» **WHAT YOU HAVE TO DO**
Return the listing below verbatim. Pictures do not belong in the copy.

━━━ GIVEN RECORDS

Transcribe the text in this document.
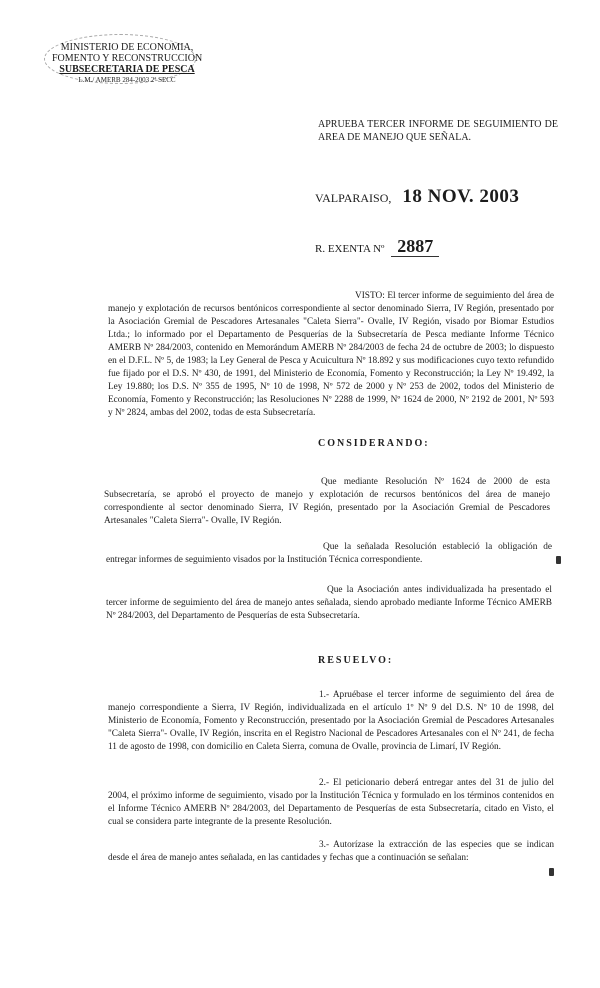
MINISTERIO DE ECONOMIA,
FOMENTO Y RECONSTRUCCION
SUBSECRETARIA DE PESCA
L.M./ AMERB 284-2003 2ª SECC
APRUEBA TERCER INFORME DE SEGUIMIENTO DE AREA DE MANEJO QUE SEÑALA.
VALPARAISO, 18 NOV. 2003
R. EXENTA Nº 2887
VISTO: El tercer informe de seguimiento del área de manejo y explotación de recursos bentónicos correspondiente al sector denominado Sierra, IV Región, presentado por la Asociación Gremial de Pescadores Artesanales "Caleta Sierra"- Ovalle, IV Región, visado por Biomar Estudios Ltda.; lo informado por el Departamento de Pesquerías de la Subsecretaría de Pesca mediante Informe Técnico AMERB Nº 284/2003, contenido en Memorándum AMERB Nº 284/2003 de fecha 24 de octubre de 2003; lo dispuesto en el D.F.L. Nº 5, de 1983; la Ley General de Pesca y Acuicultura Nº 18.892 y sus modificaciones cuyo texto refundido fue fijado por el D.S. Nº 430, de 1991, del Ministerio de Economía, Fomento y Reconstrucción; la Ley Nº 19.492, la Ley 19.880; los D.S. Nº 355 de 1995, Nº 10 de 1998, Nº 572 de 2000 y Nº 253 de 2002, todos del Ministerio de Economía, Fomento y Reconstrucción; las Resoluciones Nº 2288 de 1999, Nº 1624 de 2000, Nº 2192 de 2001, Nº 593 y Nº 2824, ambas del 2002, todas de esta Subsecretaría.
CONSIDERANDO:
Que mediante Resolución Nº 1624 de 2000 de esta Subsecretaría, se aprobó el proyecto de manejo y explotación de recursos bentónicos del área de manejo correspondiente al sector denominado Sierra, IV Región, presentado por la Asociación Gremial de Pescadores Artesanales "Caleta Sierra"- Ovalle, IV Región.
Que la señalada Resolución estableció la obligación de entregar informes de seguimiento visados por la Institución Técnica correspondiente.
Que la Asociación antes individualizada ha presentado el tercer informe de seguimiento del área de manejo antes señalada, siendo aprobado mediante Informe Técnico AMERB Nº 284/2003, del Departamento de Pesquerías de esta Subsecretaría.
RESUELVO:
1.- Apruébase el tercer informe de seguimiento del área de manejo correspondiente a Sierra, IV Región, individualizada en el artículo 1º Nº 9 del D.S. Nº 10 de 1998, del Ministerio de Economía, Fomento y Reconstrucción, presentado por la Asociación Gremial de Pescadores Artesanales "Caleta Sierra"- Ovalle, IV Región, inscrita en el Registro Nacional de Pescadores Artesanales con el Nº 241, de fecha 11 de agosto de 1998, con domicilio en Caleta Sierra, comuna de Ovalle, provincia de Limarí, IV Región.
2.- El peticionario deberá entregar antes del 31 de julio del 2004, el próximo informe de seguimiento, visado por la Institución Técnica y formulado en los términos contenidos en el Informe Técnico AMERB Nº 284/2003, del Departamento de Pesquerías de esta Subsecretaría, citado en Visto, el cual se considera parte integrante de la presente Resolución.
3.- Autorízase la extracción de las especies que se indican desde el área de manejo antes señalada, en las cantidades y fechas que a continuación se señalan:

━━━━━━

» **WRITTEN SOLUTION**
Transcribe the text in this document.
MINISTERIO DE ECONOMIA,
FOMENTO Y RECONSTRUCCION
SUBSECRETARIA DE PESCA
L.M./ AMERB 284-2003 2ª SECC
APRUEBA TERCER INFORME DE SEGUIMIENTO DE AREA DE MANEJO QUE SEÑALA.
VALPARAISO, 18 NOV. 2003
R. EXENTA Nº 2887
VISTO: El tercer informe de seguimiento del área de manejo y explotación de recursos bentónicos correspondiente al sector denominado Sierra, IV Región, presentado por la Asociación Gremial de Pescadores Artesanales "Caleta Sierra"- Ovalle, IV Región, visado por Biomar Estudios Ltda.; lo informado por el Departamento de Pesquerías de la Subsecretaría de Pesca mediante Informe Técnico AMERB Nº 284/2003, contenido en Memorándum AMERB Nº 284/2003 de fecha 24 de octubre de 2003; lo dispuesto en el D.F.L. Nº 5, de 1983; la Ley General de Pesca y Acuicultura Nº 18.892 y sus modificaciones cuyo texto refundido fue fijado por el D.S. Nº 430, de 1991, del Ministerio de Economía, Fomento y Reconstrucción; la Ley Nº 19.492, la Ley 19.880; los D.S. Nº 355 de 1995, Nº 10 de 1998, Nº 572 de 2000 y Nº 253 de 2002, todos del Ministerio de Economía, Fomento y Reconstrucción; las Resoluciones Nº 2288 de 1999, Nº 1624 de 2000, Nº 2192 de 2001, Nº 593 y Nº 2824, ambas del 2002, todas de esta Subsecretaría.
CONSIDERANDO:
Que mediante Resolución Nº 1624 de 2000 de esta Subsecretaría, se aprobó el proyecto de manejo y explotación de recursos bentónicos del área de manejo correspondiente al sector denominado Sierra, IV Región, presentado por la Asociación Gremial de Pescadores Artesanales "Caleta Sierra"- Ovalle, IV Región.
Que la señalada Resolución estableció la obligación de entregar informes de seguimiento visados por la Institución Técnica correspondiente.
Que la Asociación antes individualizada ha presentado el tercer informe de seguimiento del área de manejo antes señalada, siendo aprobado mediante Informe Técnico AMERB Nº 284/2003, del Departamento de Pesquerías de esta Subsecretaría.
RESUELVO:
1.- Apruébase el tercer informe de seguimiento del área de manejo correspondiente a Sierra, IV Región, individualizada en el artículo 1º Nº 9 del D.S. Nº 10 de 1998, del Ministerio de Economía, Fomento y Reconstrucción, presentado por la Asociación Gremial de Pescadores Artesanales "Caleta Sierra"- Ovalle, IV Región, inscrita en el Registro Nacional de Pescadores Artesanales con el Nº 241, de fecha 11 de agosto de 1998, con domicilio en Caleta Sierra, comuna de Ovalle, provincia de Limarí, IV Región.
2.- El peticionario deberá entregar antes del 31 de julio del 2004, el próximo informe de seguimiento, visado por la Institución Técnica y formulado en los términos contenidos en el Informe Técnico AMERB Nº 284/2003, del Departamento de Pesquerías de esta Subsecretaría, citado en Visto, el cual se considera parte integrante de la presente Resolución.
3.- Autorízase la extracción de las especies que se indican desde el área de manejo antes señalada, en las cantidades y fechas que a continuación se señalan:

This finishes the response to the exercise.